Every entry here needs to be repeated exactly.

THE RECORDS:
....
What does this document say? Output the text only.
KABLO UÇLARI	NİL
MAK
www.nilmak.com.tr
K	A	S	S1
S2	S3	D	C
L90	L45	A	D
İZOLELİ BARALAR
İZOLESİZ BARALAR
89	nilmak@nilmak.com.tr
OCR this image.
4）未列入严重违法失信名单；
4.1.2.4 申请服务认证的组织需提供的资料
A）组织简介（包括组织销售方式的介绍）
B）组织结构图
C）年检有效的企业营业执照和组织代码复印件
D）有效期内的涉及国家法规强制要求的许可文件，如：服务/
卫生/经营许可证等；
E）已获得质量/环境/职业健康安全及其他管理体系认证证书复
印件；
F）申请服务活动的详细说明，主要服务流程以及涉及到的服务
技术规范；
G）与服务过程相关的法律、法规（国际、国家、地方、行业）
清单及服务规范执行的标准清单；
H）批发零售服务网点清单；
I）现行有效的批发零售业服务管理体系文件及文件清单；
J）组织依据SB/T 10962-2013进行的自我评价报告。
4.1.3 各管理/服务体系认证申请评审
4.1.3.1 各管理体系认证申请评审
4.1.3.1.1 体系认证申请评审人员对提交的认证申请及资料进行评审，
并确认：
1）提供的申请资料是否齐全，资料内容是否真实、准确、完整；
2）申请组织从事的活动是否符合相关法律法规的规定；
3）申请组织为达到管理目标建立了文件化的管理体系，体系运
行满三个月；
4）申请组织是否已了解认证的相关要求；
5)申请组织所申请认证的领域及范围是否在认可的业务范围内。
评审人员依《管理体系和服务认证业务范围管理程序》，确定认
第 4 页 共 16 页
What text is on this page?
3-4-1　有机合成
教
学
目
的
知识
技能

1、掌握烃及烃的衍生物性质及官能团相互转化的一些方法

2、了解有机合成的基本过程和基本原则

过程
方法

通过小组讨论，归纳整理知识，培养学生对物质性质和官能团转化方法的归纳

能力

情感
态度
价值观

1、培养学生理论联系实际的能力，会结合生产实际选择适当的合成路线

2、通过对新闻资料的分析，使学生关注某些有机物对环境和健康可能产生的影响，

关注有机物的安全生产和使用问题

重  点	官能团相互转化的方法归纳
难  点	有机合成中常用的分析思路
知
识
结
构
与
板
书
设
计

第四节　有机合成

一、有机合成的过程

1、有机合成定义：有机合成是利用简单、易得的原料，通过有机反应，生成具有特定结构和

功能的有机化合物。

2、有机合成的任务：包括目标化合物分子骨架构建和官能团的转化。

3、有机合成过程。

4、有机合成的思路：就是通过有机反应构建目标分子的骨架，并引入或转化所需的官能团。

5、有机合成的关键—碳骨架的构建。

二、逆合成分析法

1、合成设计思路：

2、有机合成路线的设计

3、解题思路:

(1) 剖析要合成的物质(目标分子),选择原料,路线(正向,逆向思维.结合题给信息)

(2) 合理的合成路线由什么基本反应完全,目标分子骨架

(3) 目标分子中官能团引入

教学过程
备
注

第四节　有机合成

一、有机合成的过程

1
....
EXERCISE ANSWER:
What does this document say? Output the text only.
KABLO UÇLARI	NİL
MAK
www.nilmak.com.tr
K	A	S	S1
S2	S3	D	C
L90	L45	A	D
İZOLELİ BARALAR
İZOLESİZ BARALAR
89	nilmak@nilmak.com.tr
OCR this image.
4）未列入严重违法失信名单；
4.1.2.4 申请服务认证的组织需提供的资料
A）组织简介（包括组织销售方式的介绍）
B）组织结构图
C）年检有效的企业营业执照和组织代码复印件
D）有效期内的涉及国家法规强制要求的许可文件，如：服务/
卫生/经营许可证等；
E）已获得质量/环境/职业健康安全及其他管理体系认证证书复
印件；
F）申请服务活动的详细说明，主要服务流程以及涉及到的服务
技术规范；
G）与服务过程相关的法律、法规（国际、国家、地方、行业）
清单及服务规范执行的标准清单；
H）批发零售服务网点清单；
I）现行有效的批发零售业服务管理体系文件及文件清单；
J）组织依据SB/T 10962-2013进行的自我评价报告。
4.1.3 各管理/服务体系认证申请评审
4.1.3.1 各管理体系认证申请评审
4.1.3.1.1 体系认证申请评审人员对提交的认证申请及资料进行评审，
并确认：
1）提供的申请资料是否齐全，资料内容是否真实、准确、完整；
2）申请组织从事的活动是否符合相关法律法规的规定；
3）申请组织为达到管理目标建立了文件化的管理体系，体系运
行满三个月；
4）申请组织是否已了解认证的相关要求；
5)申请组织所申请认证的领域及范围是否在认可的业务范围内。
评审人员依《管理体系和服务认证业务范围管理程序》，确定认
第 4 页 共 16 页
What text is on this page?
3-4-1　有机合成
教
学
目
的
知识
技能

1、掌握烃及烃的衍生物性质及官能团相互转化的一些方法

2、了解有机合成的基本过程和基本原则

过程
方法

通过小组讨论，归纳整理知识，培养学生对物质性质和官能团转化方法的归纳

能力

情感
态度
价值观

1、培养学生理论联系实际的能力，会结合生产实际选择适当的合成路线

2、通过对新闻资料的分析，使学生关注某些有机物对环境和健康可能产生的影响，

关注有机物的安全生产和使用问题

重  点	官能团相互转化的方法归纳
难  点	有机合成中常用的分析思路
知
识
结
构
与
板
书
设
计

第四节　有机合成

一、有机合成的过程

1、有机合成定义：有机合成是利用简单、易得的原料，通过有机反应，生成具有特定结构和

功能的有机化合物。

2、有机合成的任务：包括目标化合物分子骨架构建和官能团的转化。

3、有机合成过程。

4、有机合成的思路：就是通过有机反应构建目标分子的骨架，并引入或转化所需的官能团。

5、有机合成的关键—碳骨架的构建。

二、逆合成分析法

1、合成设计思路：

2、有机合成路线的设计

3、解题思路:

(1) 剖析要合成的物质(目标分子),选择原料,路线(正向,逆向思维.结合题给信息)

(2) 合理的合成路线由什么基本反应完全,目标分子骨架

(3) 目标分子中官能团引入

教学过程
备
注

第四节　有机合成

一、有机合成的过程

1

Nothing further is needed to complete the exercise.